> [Goal]:
Reproduce the listing word for word from its very first line through the line that contains "price-candle (183, 218, 184, 225)", including that line.

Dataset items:
** begin **

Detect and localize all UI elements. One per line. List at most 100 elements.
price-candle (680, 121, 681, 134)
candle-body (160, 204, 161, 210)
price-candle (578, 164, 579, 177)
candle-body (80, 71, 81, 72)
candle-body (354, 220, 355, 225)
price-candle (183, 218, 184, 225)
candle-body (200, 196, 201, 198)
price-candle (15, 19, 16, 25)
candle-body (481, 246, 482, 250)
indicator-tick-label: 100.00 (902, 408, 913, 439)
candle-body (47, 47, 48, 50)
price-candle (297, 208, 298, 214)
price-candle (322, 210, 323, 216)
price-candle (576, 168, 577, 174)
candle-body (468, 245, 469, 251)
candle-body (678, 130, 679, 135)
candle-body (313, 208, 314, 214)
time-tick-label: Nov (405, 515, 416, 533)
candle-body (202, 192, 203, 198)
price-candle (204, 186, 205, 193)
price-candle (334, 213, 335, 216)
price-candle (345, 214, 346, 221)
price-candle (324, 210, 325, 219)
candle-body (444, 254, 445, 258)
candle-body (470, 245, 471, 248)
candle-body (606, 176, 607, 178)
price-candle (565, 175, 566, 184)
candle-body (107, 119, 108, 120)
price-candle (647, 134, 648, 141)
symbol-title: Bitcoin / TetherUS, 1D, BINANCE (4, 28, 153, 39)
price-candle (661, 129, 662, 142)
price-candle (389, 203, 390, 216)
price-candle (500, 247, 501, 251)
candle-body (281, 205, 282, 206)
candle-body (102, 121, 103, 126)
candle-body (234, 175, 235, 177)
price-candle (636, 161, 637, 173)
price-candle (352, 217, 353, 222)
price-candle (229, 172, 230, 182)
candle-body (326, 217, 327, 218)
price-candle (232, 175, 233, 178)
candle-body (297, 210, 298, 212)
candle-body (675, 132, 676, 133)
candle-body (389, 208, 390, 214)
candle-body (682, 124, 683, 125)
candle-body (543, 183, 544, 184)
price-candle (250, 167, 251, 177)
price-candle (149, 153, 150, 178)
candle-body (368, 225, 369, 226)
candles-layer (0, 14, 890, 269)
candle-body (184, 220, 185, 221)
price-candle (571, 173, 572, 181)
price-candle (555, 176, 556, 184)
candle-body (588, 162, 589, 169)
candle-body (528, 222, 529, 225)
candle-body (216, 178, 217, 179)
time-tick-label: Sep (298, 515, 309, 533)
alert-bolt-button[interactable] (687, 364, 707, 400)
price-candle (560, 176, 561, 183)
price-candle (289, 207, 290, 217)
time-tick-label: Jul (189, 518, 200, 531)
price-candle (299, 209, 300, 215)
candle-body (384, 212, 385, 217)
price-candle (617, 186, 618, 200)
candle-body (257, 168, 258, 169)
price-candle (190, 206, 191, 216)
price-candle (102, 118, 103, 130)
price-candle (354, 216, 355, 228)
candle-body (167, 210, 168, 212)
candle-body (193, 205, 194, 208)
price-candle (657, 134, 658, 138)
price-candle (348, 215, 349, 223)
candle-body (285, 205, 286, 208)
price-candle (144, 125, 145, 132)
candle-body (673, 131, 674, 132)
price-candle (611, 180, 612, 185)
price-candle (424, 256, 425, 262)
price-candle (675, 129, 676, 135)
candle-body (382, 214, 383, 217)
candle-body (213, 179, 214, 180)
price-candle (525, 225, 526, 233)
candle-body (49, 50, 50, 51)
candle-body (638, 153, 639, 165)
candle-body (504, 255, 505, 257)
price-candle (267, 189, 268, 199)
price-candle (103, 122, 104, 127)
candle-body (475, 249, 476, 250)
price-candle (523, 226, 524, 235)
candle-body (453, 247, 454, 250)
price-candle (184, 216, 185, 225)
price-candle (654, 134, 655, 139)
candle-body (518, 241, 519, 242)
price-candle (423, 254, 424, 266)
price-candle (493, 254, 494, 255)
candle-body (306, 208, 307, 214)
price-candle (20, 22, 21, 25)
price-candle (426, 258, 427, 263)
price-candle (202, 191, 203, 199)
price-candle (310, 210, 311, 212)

** end **

> [Answer to this task]:
Detect and localize all UI elements. One per line. List at most 100 elements.
price-candle (680, 121, 681, 134)
candle-body (160, 204, 161, 210)
price-candle (578, 164, 579, 177)
candle-body (80, 71, 81, 72)
candle-body (354, 220, 355, 225)
price-candle (183, 218, 184, 225)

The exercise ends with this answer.